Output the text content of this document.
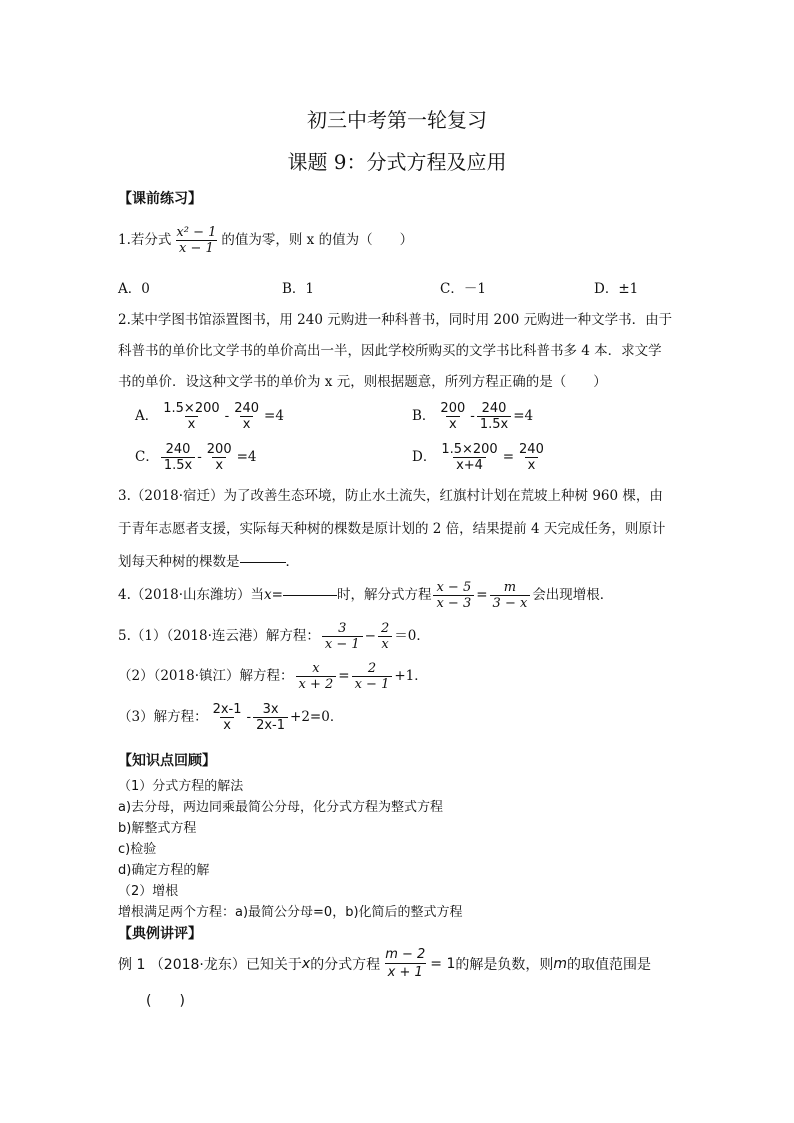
初三中考第一轮复习
课题 9：分式方程及应用
【课前练习】
1.若分式 $\frac{\text{x² − 1}}{x - 1}$ 的值为零，则 x 的值为（　　）
A．0	B．1	C．－1	D．±1
2.某中学图书馆添置图书，用 240 元购进一种科普书，同时用 200 元购进一种文学书．由于
科普书的单价比文学书的单价高出一半，因此学校所购买的文学书比科普书多 4 本．求文学
书的单价．设这种文学书的单价为 x 元，则根据题意，所列方程正确的是（　　）
A． $\frac{1.5\times 200}{x} - \frac{240}{x} =4$	B． $\frac{200}{x} - \frac{240}{1.5x} =4$
C． $\frac{240}{1.5x} - \frac{200}{x} =4$	D． $\frac{1.5\times 200}{x+4} = \frac{240}{x}$
3.（2018·宿迁）为了改善生态环境，防止水土流失，红旗村计划在荒坡上种树 960 棵，由
于青年志愿者支援，实际每天种树的棵数是原计划的 2 倍，结果提前 4 天完成任务，则原计
划每天种树的棵数是	．
4.（2018·山东潍坊）当 x=	时，解分式方程 $\frac{x - 5}{x - 3} = \frac{m}{3 - x}$ 会出现增根．
5.（1）（2018·连云港）解方程： $\frac{3}{x - 1} - \frac{2}{x} =0$．
（2）（2018·镇江）解方程： $\frac{x}{x + 2} = \frac{2}{x - 1} +1$．
（3）解方程： $\frac{2x-1}{x} - \frac{3x}{2x-1} +2=0$．
【知识点回顾】
（1）分式方程的解法
a)去分母，两边同乘最简公分母，化分式方程为整式方程
b)解整式方程
c)检验
d)确定方程的解
（2）增根
增根满足两个方程：a)最简公分母=0，b)化简后的整式方程
【典例讲评】
例 1 （2018·龙东）已知关于 x 的分式方程 $\frac{m - 2}{x + 1} = 1$ 的解是负数，则 m 的取值范围是
(　　)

-- WORK TO COMPLETE --
Read the entries above, then pull out the lines that include "times".

-- SOLUTION TO THIS TASK --
A． $\frac{1.5\times 200}{x} - \frac{240}{x} =4$	B． $\frac{200}{x} - \frac{240}{1.5x} =4$
C． $\frac{240}{1.5x} - \frac{200}{x} =4$	D． $\frac{1.5\times 200}{x+4} = \frac{240}{x}$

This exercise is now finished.